> EXERCISE INSTRUCTIONS
(1) Using the "Daddy day care" post, answer these:
(a) What job was the writer doing in Wellington when she met her future husband?
(b) What kind of reporter was her husband at that time?
(c) What subjects does her husband's blog cover?
(2) Could you rewrite the "Daddy day care" post, starting with "There are some" and going on through "beloved as conversation.", but substitute "diapers" for "nappies"?
(3) How might the "Daddy day care" post carry on? Write the next part, picking up after its final sentence.

> EXCERPTED TEXT
● ● ● ●
Business columnist, with a political twist, for NZ Herald

Daddy day care


There are some upsides to marrying someone in the same line of work as yourself.

First and foremost, I guess, is that you can actually meet your intended at work. This happened to me when I did a two year stint as a television business reporter in Wellington and met my now-husband, a then six o'clock news reporter.

Some couples claim they don't "talk shop" but we certainly do. Well, I don't much any more. It's more the price of nappies, the upcoming Wiggles concert, martini's daydreamed about and the desire to get in the car and keep driving ... and driving ... that I mainly have to offer to my beloved as conversation.

But we can still talk about the finer points of journalism - the jobs we have, the jobs we'd love, the managers that have been awful - a large number in our collective history in print and television journalism - and those that have been great. And so there is still the faint flicker of communal interest we share in something other than our children.

We now also share one more thing now. We are both bloggers. But while husband's blog is concerned with politics, culture, and the wider arena of human experience, mine is quite the opposite. No detail is too mundane or repellent to inform my readers about - it's a collective wallowing in the rather narrow and intense experience of raising young children.
● ● ● ●
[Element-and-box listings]
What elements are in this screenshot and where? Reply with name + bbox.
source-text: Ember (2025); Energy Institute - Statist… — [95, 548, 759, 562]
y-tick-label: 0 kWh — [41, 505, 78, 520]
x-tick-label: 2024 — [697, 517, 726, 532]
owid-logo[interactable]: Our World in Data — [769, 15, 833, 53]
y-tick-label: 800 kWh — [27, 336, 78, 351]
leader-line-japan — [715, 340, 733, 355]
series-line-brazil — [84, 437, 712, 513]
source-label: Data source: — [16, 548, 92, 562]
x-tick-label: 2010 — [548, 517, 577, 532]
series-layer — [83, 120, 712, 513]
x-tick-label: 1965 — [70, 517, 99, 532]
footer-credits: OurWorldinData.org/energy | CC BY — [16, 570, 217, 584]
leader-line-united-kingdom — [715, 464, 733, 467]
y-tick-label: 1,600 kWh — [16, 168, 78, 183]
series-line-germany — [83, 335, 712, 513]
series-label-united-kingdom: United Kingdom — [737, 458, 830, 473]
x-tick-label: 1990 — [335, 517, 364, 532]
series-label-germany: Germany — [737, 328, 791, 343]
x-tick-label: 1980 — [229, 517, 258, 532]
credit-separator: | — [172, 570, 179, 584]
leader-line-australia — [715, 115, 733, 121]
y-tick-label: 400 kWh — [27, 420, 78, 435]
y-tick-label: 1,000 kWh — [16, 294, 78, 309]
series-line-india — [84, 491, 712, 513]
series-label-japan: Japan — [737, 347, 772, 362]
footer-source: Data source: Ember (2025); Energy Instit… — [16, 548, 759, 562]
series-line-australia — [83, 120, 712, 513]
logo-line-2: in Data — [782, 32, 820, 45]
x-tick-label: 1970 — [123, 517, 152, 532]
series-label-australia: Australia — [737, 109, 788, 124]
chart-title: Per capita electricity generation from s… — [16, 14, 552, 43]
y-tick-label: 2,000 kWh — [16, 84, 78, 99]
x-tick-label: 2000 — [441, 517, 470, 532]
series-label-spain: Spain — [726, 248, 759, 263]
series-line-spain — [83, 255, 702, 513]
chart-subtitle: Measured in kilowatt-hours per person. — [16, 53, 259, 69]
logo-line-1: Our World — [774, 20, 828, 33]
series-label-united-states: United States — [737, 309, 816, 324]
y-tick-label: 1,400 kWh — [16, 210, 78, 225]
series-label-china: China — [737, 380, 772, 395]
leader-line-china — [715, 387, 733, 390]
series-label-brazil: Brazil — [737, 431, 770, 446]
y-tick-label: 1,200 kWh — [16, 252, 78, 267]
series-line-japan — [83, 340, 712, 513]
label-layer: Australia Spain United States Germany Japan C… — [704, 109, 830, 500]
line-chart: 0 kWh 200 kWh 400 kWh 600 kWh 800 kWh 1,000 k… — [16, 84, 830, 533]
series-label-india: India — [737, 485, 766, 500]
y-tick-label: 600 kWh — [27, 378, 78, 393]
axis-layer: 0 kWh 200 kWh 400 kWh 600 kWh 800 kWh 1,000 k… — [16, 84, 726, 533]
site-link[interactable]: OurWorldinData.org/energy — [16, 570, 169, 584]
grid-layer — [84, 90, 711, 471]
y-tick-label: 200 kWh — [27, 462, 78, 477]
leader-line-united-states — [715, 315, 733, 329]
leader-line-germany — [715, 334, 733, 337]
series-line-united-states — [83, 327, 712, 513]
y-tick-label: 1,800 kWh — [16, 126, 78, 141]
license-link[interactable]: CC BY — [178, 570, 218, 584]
● ● ● ●
> TASK-BY-TASK ANSWERS
(1)
(a) She was a television business reporter, on a two-year stint.
(b) He was a six o'clock news reporter.
(c) Politics, culture, and the wider arena of human experience.

(2)
There are some upsides to marrying someone in the same line of work as yourself.

First and foremost, I guess, is that you can actually meet your intended at work. This happened to me when I did a two year stint as a television business reporter in Wellington and met my now-husband, a then six o'clock news reporter.

Some couples claim they don't "talk shop" but we certainly do. Well, I don't much any more. It's more the price of diapers, the upcoming Wiggles concert, martini's daydreamed about and the desire to get in the car and keep driving ... and driving ... that I mainly have to offer to my beloved as conversation.

(3)
Before anyone gets antsy about that description, rest assured I know the job is important - vital even. It's just that the concerns I have now - whether I will be able to fit my stroller through doors and up ramps; if my child's peanut allergy will lead to a household ban on peanut butter, or if my daughter's birthday cake will in fact resemble a teddy bear or a huge muddy mess (I'm picking the mess) - are completely off the radar of the typical up-and-coming news reporter.

Which is all to say despite the fact I never feature in my dear husband's blogs (Nippy the Gibbon, yes.

Brian Tamaki, yes. Wife, no) my poor husband must frequently feature in mine - he being the person I spend the third most time with of anyone in the world, after the kids, and only other person who knows and shares my particular ups and downs.

According to him, my depiction of him has been somewhat less than glowing during the six months I've been Keeping Mum. It may not have been helped that I then went and wrote a "humorous" article for a monthly mag about the imbalance between men and women with regards to household chores.

Naturally I used my own experience to illustrate the point (ie. he's got an honours degree but can't stack the dishwasher etc). It was done with the light touch, and, dare I say it, it was "funny" - but not to him. So I resolve that here, in what's left of this posting, I will innumerate his various fine points just to redress the balance somewhat.

Well, there's really one fine point that stands out amongst others and it is something I notice about fathers time and again. That is, when it comes to rough and tumble, horseplay, and general tomfoolery, my husband is the king of the castle. He has the patience and stamina for the repetitive physical stuff and the kids love it.

He really, in fact, should be at home with the kids all the time because he has a much better temperament for child rearing than myself. (The kids would probably be dressed in bin liners and fed all manner of expired food stuffs, but they'd have lots more fun and probably love every minute!).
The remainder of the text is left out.